Written problem 1 |
Translate this sentence from the excerpt on recursive common table expressions into Spanish: "A correlated subquery is the query that is executed once for every row in the result set."
Written problem 2 |
From the excerpt on recursive common table expressions, output the passage starting with "Problem: Handling multiple" and going on through "refers to dt1.".
Written problem 3 |
Answer these from the excerpt on recursive common table expressions:
(a) Which SQLSTATE is given for cyclic references between common table expressions?
(b) Which user is named as a leaf in the User Group hierarchy?
(c) Which two tree structures are connected through the documents?

Text excerpt |
This technique works well for any type of tree structure - divergent, convergent, balanced, unbalanced, and recursive types.

The references included in this article, [Birchall], [Chamberlin], and [IBM], provide excellent descriptions of common table expressions.


Problem: Handling multiple hierarchies

The recursive construct -- based on the common table expressions -- comes with several caveats. The most important caveat is that you cannot feed the row-level results of one recursive construct to another, in a correlated manner. The following statements are quoted from the IBM DB2 Universal Database SQL Reference [IBM].

If more than one common table expression is defined in the same statement, cyclic references between the common table expressions are not permitted (SQLSTATE 42835). A cyclic reference occurs when two common table expressions dt1 and dt2 are created such that dt1 refers to dt2 and dt2 refers to dt1.

As described above, multiple table expressions in the statement cannot reference one another in a correlated manner. A correlated subquery is the query that is executed once for every row in the result set.

Let me illustrate this problem with an example:

Consider a set of documents in a hierarchy of Subjects, such as that shown in Figure 1. Each subject contains a set of documents. Each document in the Subjects-Hierarchy points to an eligible user group, which is in a separate hierarchy of groups. That means there are two tree structures -- Subjects and User Groups -- both connected through the documents.

Figure 6 illustrates the scenario.

Figure 6. A scenario describing multiple hierarchies - Subjects and User Groups
Scenario describing multiple hierarchies

Now let's define a problem: We want to find out for a given a user, Chris (a leaf in the User Group hierarchy), all eligible Subjects and their child documents. Such a query needs to expand two hierarchies at once; for every document in the Subject hierarchy, you need to expand the corresponding user hierarchy.

Stored records |
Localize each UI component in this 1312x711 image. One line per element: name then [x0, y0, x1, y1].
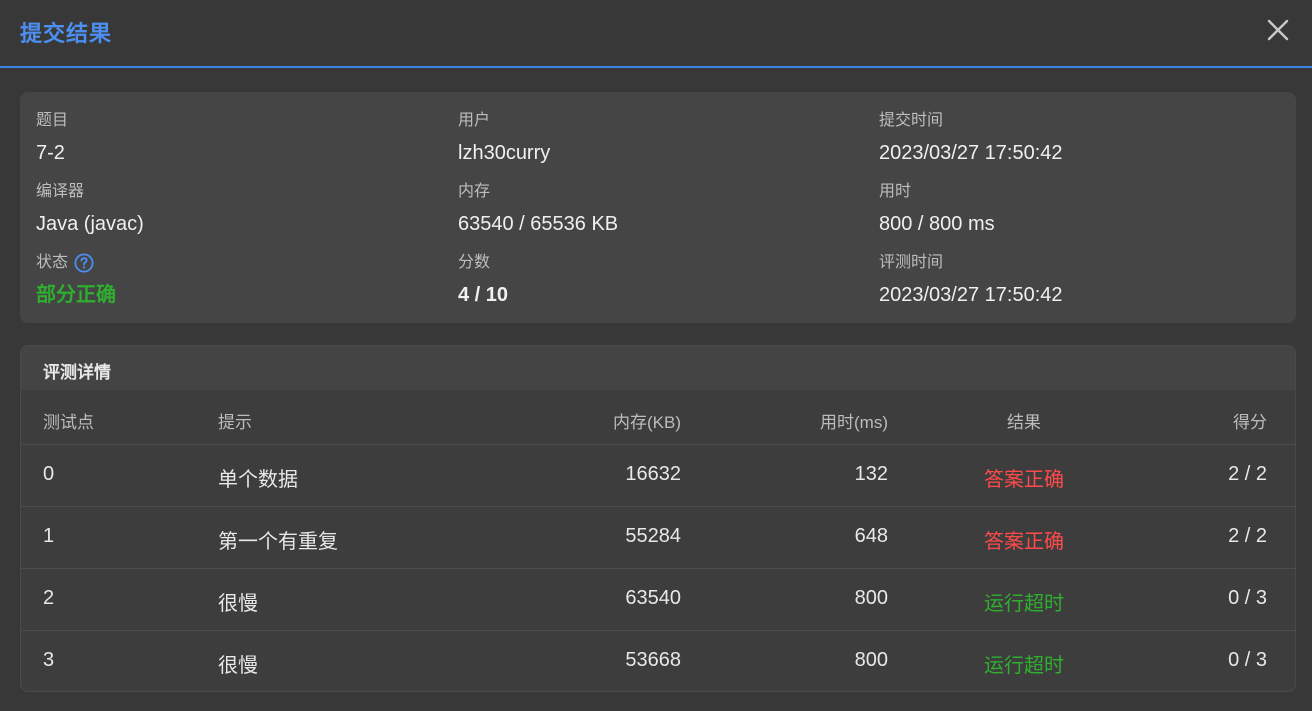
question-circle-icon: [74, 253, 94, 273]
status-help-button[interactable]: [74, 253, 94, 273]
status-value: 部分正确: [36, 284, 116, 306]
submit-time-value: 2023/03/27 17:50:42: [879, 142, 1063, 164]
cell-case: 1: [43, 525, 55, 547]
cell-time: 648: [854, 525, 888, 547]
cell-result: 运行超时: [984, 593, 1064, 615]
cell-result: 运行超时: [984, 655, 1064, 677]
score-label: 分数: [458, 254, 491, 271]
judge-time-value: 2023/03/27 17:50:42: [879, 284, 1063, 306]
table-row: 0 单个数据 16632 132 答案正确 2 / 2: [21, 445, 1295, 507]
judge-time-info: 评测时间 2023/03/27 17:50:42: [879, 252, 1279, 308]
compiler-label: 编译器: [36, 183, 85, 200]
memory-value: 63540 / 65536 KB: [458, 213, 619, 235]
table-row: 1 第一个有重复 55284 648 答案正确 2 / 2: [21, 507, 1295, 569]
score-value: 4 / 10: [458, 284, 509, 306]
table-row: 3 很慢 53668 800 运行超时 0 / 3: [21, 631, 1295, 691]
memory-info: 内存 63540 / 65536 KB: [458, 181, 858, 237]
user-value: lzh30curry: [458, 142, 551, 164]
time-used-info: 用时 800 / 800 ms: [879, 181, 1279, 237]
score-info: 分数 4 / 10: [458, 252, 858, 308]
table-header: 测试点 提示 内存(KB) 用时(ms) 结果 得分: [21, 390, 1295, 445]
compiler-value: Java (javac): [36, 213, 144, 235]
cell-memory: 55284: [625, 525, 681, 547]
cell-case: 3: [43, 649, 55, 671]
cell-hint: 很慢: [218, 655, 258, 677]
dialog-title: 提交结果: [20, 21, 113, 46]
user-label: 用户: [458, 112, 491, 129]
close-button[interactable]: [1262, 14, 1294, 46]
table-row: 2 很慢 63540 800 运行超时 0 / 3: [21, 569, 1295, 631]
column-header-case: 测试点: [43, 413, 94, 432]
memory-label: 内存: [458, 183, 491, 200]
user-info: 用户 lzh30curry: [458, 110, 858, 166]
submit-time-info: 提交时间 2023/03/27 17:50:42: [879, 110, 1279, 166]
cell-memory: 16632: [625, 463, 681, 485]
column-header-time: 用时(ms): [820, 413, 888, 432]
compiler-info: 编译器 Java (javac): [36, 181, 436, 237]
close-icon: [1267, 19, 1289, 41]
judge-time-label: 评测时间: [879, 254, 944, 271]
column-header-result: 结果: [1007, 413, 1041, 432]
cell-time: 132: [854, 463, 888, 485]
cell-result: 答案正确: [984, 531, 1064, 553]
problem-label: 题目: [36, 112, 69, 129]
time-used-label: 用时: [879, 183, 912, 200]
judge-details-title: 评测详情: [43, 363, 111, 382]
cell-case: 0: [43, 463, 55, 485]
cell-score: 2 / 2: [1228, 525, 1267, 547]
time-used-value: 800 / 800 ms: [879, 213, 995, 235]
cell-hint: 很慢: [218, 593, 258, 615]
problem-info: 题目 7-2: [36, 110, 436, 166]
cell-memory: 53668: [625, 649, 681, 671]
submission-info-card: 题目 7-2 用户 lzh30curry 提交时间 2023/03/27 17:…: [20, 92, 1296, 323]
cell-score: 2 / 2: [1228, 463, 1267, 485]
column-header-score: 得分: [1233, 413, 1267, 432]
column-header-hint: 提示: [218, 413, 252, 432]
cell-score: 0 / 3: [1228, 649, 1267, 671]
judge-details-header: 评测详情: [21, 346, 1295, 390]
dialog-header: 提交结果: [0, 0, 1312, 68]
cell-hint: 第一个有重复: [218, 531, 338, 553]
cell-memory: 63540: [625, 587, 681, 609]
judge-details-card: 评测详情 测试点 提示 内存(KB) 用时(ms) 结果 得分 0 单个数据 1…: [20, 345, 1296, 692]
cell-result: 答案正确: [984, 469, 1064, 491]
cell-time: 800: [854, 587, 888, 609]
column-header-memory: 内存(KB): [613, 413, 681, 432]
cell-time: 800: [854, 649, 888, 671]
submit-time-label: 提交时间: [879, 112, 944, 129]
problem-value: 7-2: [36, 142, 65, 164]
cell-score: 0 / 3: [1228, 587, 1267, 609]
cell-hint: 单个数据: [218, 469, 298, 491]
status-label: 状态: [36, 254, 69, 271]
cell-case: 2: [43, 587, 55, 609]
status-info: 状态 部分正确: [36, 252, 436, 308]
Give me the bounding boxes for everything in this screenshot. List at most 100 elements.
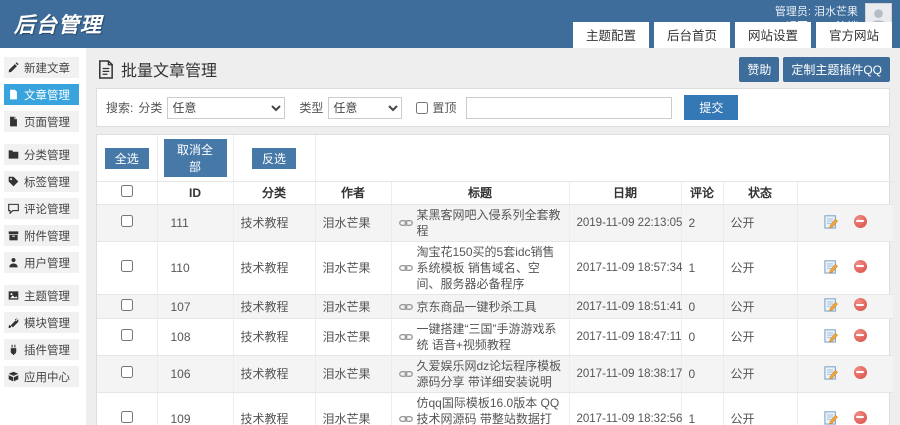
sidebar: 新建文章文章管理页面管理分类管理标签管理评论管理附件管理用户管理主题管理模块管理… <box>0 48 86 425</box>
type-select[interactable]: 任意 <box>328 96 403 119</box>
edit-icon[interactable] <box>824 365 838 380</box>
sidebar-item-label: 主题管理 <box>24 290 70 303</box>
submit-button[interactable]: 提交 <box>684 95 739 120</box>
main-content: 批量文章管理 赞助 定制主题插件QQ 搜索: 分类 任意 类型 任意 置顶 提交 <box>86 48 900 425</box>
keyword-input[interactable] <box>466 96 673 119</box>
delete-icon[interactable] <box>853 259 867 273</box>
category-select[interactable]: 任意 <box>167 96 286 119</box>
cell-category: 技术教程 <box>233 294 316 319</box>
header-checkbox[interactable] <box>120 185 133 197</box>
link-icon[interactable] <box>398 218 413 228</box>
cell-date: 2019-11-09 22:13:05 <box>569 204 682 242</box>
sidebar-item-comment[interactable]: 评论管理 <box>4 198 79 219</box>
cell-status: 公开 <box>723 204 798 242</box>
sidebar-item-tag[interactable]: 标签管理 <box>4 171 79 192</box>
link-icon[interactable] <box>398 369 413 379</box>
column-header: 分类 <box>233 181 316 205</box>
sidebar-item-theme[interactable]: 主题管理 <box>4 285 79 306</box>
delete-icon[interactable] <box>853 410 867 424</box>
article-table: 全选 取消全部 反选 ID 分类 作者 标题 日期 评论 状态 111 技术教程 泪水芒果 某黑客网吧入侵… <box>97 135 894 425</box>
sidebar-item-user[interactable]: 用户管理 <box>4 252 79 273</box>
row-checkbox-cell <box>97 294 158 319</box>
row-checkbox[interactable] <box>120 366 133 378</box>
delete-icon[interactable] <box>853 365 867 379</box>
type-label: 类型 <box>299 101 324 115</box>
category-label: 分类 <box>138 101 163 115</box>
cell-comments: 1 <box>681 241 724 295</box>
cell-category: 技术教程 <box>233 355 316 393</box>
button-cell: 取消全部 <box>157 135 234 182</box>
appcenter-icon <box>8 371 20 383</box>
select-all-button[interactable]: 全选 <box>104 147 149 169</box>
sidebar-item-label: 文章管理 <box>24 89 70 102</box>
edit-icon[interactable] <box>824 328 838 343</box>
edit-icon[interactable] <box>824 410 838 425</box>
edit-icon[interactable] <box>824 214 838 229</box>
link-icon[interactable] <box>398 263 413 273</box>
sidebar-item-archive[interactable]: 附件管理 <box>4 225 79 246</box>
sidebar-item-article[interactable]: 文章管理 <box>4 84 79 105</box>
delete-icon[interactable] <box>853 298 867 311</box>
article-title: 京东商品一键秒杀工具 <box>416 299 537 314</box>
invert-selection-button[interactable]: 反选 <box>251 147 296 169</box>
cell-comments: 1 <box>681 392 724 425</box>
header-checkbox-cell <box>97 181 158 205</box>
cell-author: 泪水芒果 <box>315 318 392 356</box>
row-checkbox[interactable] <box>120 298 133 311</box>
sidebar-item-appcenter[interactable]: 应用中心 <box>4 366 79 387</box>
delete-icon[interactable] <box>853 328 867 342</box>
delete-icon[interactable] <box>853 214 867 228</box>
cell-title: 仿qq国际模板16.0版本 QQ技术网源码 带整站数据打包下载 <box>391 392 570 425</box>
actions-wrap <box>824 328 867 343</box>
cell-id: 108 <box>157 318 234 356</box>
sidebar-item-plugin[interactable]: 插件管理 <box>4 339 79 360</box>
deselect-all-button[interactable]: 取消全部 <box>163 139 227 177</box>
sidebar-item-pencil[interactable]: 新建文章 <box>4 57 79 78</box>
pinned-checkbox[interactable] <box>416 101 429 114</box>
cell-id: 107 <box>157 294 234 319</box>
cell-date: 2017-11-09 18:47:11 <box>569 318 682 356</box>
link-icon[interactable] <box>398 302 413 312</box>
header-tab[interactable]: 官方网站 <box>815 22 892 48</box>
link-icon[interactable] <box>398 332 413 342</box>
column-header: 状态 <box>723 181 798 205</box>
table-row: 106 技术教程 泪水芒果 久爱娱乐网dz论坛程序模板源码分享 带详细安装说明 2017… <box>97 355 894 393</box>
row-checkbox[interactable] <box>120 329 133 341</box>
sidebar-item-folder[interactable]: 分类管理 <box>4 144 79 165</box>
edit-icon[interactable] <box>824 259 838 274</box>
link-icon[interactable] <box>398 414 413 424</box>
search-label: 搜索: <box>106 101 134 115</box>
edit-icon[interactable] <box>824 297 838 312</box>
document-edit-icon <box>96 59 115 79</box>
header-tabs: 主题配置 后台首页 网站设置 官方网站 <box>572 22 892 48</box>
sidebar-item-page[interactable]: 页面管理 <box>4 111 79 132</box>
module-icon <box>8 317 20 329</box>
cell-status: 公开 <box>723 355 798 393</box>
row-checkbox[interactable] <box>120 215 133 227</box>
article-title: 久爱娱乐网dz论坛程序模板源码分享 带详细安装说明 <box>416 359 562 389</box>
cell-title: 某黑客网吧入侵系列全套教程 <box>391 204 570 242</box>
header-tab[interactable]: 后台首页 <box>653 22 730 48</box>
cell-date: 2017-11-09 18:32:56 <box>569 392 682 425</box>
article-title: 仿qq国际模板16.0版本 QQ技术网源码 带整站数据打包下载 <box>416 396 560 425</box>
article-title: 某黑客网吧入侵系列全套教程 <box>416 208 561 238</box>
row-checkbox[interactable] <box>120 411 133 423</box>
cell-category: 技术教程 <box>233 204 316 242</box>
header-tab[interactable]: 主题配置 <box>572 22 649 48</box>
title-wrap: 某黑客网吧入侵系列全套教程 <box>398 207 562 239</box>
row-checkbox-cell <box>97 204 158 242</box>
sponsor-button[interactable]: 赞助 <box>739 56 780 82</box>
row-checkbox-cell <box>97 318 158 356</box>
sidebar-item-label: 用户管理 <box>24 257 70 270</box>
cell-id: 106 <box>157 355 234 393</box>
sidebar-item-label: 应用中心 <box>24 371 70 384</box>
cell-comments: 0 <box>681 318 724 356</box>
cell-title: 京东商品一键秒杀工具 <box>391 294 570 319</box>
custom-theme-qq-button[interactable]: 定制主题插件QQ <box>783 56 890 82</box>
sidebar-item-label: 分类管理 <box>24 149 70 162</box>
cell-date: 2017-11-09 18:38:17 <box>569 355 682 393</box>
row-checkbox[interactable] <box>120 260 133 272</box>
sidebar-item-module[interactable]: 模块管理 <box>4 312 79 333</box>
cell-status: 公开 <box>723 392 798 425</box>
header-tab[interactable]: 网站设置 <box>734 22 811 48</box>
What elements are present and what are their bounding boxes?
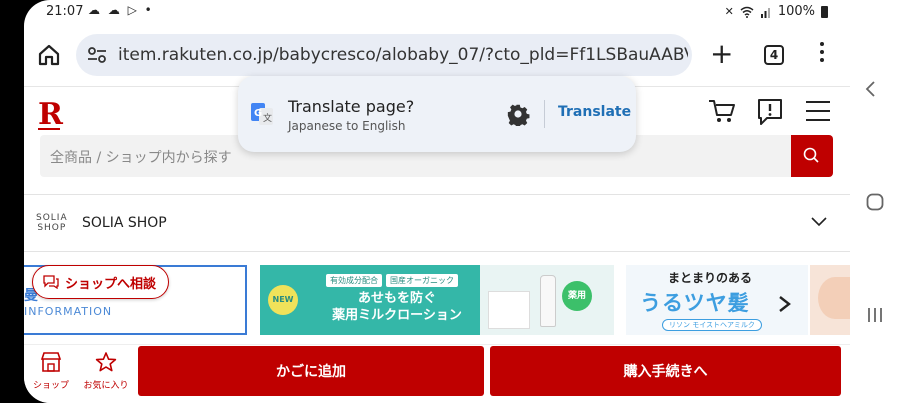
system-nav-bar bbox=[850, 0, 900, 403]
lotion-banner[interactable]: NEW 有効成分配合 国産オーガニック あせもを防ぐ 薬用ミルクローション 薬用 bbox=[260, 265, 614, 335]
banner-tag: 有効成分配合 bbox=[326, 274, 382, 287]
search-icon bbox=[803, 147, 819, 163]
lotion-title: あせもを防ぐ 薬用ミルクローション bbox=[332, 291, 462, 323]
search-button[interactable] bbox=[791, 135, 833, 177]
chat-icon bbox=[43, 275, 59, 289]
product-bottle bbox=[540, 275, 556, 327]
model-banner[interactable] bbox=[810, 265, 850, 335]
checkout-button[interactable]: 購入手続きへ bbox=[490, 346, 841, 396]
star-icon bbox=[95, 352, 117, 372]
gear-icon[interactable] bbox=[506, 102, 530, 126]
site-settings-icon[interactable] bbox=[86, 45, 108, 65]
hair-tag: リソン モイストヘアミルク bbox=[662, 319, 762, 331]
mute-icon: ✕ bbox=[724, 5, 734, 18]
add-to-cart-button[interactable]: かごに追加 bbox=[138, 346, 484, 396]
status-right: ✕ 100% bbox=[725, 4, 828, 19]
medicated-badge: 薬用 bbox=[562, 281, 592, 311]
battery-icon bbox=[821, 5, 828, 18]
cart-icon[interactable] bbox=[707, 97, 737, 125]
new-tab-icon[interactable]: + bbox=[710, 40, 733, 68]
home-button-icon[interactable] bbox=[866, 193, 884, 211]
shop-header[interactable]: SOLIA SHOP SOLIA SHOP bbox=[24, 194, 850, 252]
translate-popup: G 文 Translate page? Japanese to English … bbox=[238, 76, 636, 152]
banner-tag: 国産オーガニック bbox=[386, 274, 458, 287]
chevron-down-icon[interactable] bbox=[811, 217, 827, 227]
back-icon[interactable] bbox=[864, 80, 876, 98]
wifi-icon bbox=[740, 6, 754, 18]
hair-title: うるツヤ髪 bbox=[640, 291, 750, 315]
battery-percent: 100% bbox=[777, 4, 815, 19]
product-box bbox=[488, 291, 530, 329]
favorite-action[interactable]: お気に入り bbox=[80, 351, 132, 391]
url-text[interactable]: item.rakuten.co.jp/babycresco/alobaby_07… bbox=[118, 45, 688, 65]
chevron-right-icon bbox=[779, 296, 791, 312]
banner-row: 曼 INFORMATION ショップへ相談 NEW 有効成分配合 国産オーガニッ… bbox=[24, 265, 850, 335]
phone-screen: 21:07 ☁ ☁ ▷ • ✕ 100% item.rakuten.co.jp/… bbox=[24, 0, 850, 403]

Complete output 1 |
Una subconsulta correlacionada es la consulta que se ejecuta una vez por cada fila del conjunto de resultados.

Complete output 2 |
Problem: Handling multiple hierarchies

The recursive construct -- based on the common table expressions -- comes with several caveats. The most important caveat is that you cannot feed the row-level results of one recursive construct to another, in a correlated manner. The following statements are quoted from the IBM DB2 Universal Database SQL Reference [IBM].

If more than one common table expression is defined in the same statement, cyclic references between the common table expressions are not permitted (SQLSTATE 42835). A cyclic reference occurs when two common table expressions dt1 and dt2 are created such that dt1 refers to dt2 and dt2 refers to dt1.

Complete output 3 |
(a) 42835
(b) Chris
(c) Subjects and User Groups